Task description: Determine how many lines include the string "²³³U". Output that number only.

Data shown:
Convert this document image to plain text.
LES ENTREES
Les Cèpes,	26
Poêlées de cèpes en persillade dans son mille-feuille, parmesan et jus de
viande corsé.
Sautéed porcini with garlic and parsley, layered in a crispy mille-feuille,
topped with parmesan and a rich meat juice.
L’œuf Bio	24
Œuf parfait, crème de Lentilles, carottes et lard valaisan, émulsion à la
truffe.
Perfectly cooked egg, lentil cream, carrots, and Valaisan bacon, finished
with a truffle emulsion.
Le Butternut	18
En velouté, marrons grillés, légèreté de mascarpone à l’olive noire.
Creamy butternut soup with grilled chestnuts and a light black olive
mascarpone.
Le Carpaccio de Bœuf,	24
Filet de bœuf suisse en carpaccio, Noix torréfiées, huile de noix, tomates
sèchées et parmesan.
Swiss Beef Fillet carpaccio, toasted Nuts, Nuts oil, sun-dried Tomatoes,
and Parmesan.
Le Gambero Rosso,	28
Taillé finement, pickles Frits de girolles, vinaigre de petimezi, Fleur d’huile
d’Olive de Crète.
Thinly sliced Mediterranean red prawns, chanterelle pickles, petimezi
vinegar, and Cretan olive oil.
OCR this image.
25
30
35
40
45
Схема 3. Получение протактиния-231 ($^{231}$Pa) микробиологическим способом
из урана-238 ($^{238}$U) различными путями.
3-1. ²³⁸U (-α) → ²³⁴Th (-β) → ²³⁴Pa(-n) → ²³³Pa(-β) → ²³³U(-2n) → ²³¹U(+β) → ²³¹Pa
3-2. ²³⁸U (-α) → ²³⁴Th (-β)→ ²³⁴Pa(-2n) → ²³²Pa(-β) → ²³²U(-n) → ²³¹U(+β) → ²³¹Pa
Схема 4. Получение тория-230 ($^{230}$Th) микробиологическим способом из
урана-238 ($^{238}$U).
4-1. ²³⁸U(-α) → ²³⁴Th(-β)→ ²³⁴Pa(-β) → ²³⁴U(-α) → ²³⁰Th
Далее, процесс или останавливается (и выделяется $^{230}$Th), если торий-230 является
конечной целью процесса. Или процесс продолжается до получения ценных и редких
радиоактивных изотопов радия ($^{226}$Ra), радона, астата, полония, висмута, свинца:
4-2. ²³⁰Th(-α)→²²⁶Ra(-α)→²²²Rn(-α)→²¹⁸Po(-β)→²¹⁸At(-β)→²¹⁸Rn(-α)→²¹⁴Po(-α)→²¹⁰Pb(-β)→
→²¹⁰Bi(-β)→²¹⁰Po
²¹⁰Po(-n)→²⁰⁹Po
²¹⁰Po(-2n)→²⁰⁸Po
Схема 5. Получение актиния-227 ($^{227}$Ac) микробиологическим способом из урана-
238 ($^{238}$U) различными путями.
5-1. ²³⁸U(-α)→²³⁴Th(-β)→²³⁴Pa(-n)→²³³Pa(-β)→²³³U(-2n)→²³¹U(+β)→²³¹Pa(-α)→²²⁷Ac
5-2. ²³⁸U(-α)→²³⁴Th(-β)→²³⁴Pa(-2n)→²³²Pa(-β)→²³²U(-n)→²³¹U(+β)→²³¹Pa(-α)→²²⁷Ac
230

Completed exercise: 2